--- START OF Data for this exercise ---
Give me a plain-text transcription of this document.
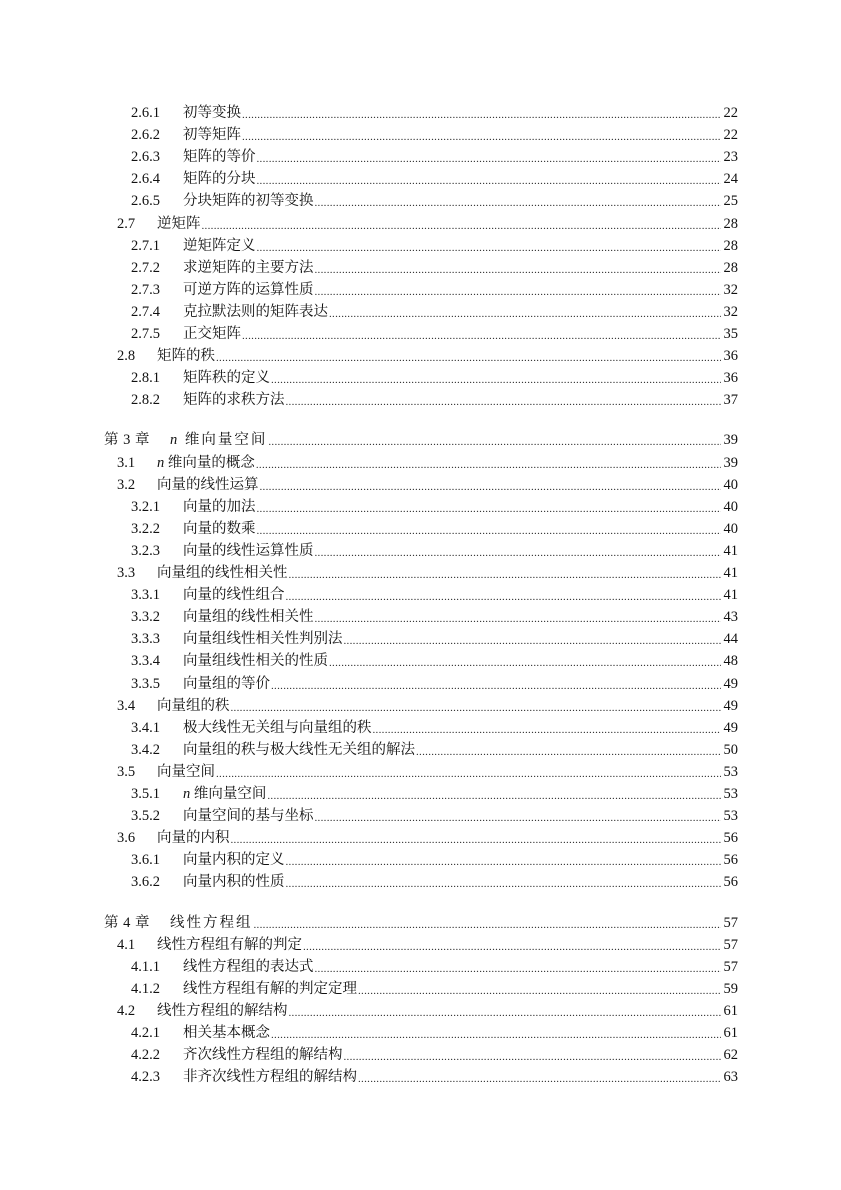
2.6.1	初等变换 .....	22
2.6.2	初等矩阵 .....	22
2.6.3	矩阵的等价 .....	23
2.6.4	矩阵的分块 .....	24
2.6.5	分块矩阵的初等变换 .....	25
2.7	逆矩阵 .....	28
2.7.1	逆矩阵定义 .....	28
2.7.2	求逆矩阵的主要方法 .....	28
2.7.3	可逆方阵的运算性质 .....	32
2.7.4	克拉默法则的矩阵表达 .....	32
2.7.5	正交矩阵 .....	35
2.8	矩阵的秩 .....	36
2.8.1	矩阵秩的定义 .....	36
2.8.2	矩阵的求秩方法 .....	37
第 3 章	n 维向量空间 .....	39
3.1	n 维向量的概念 .....	39
3.2	向量的线性运算 .....	40
3.2.1	向量的加法 .....	40
3.2.2	向量的数乘 .....	40
3.2.3	向量的线性运算性质 .....	41
3.3	向量组的线性相关性 .....	41
3.3.1	向量的线性组合 .....	41
3.3.2	向量组的线性相关性 .....	43
3.3.3	向量组线性相关性判别法 .....	44
3.3.4	向量组线性相关的性质 .....	48
3.3.5	向量组的等价 .....	49
3.4	向量组的秩 .....	49
3.4.1	极大线性无关组与向量组的秩 .....	49
3.4.2	向量组的秩与极大线性无关组的解法 .....	50
3.5	向量空间 .....	53
3.5.1	n 维向量空间 .....	53
3.5.2	向量空间的基与坐标 .....	53
3.6	向量的内积 .....	56
3.6.1	向量内积的定义 .....	56
3.6.2	向量内积的性质 .....	56
第 4 章	线性方程组 .....	57
4.1	线性方程组有解的判定 .....	57
4.1.1	线性方程组的表达式 .....	57
4.1.2	线性方程组有解的判定定理 .....	59
4.2	线性方程组的解结构 .....	61
4.2.1	相关基本概念 .....	61
4.2.2	齐次线性方程组的解结构 .....	62
4.2.3	非齐次线性方程组的解结构 .....	63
--- END OF Data for this exercise ---
- [Goal]:
Each entry must be retyped word for word, with every image omitted.

- [Result of the task]:
Give me a plain-text transcription of this document.
2.6.1	初等变换 .....	22
2.6.2	初等矩阵 .....	22
2.6.3	矩阵的等价 .....	23
2.6.4	矩阵的分块 .....	24
2.6.5	分块矩阵的初等变换 .....	25
2.7	逆矩阵 .....	28
2.7.1	逆矩阵定义 .....	28
2.7.2	求逆矩阵的主要方法 .....	28
2.7.3	可逆方阵的运算性质 .....	32
2.7.4	克拉默法则的矩阵表达 .....	32
2.7.5	正交矩阵 .....	35
2.8	矩阵的秩 .....	36
2.8.1	矩阵秩的定义 .....	36
2.8.2	矩阵的求秩方法 .....	37
第 3 章	n 维向量空间 .....	39
3.1	n 维向量的概念 .....	39
3.2	向量的线性运算 .....	40
3.2.1	向量的加法 .....	40
3.2.2	向量的数乘 .....	40
3.2.3	向量的线性运算性质 .....	41
3.3	向量组的线性相关性 .....	41
3.3.1	向量的线性组合 .....	41
3.3.2	向量组的线性相关性 .....	43
3.3.3	向量组线性相关性判别法 .....	44
3.3.4	向量组线性相关的性质 .....	48
3.3.5	向量组的等价 .....	49
3.4	向量组的秩 .....	49
3.4.1	极大线性无关组与向量组的秩 .....	49
3.4.2	向量组的秩与极大线性无关组的解法 .....	50
3.5	向量空间 .....	53
3.5.1	n 维向量空间 .....	53
3.5.2	向量空间的基与坐标 .....	53
3.6	向量的内积 .....	56
3.6.1	向量内积的定义 .....	56
3.6.2	向量内积的性质 .....	56
第 4 章	线性方程组 .....	57
4.1	线性方程组有解的判定 .....	57
4.1.1	线性方程组的表达式 .....	57
4.1.2	线性方程组有解的判定定理 .....	59
4.2	线性方程组的解结构 .....	61
4.2.1	相关基本概念 .....	61
4.2.2	齐次线性方程组的解结构 .....	62
4.2.3	非齐次线性方程组的解结构 .....	63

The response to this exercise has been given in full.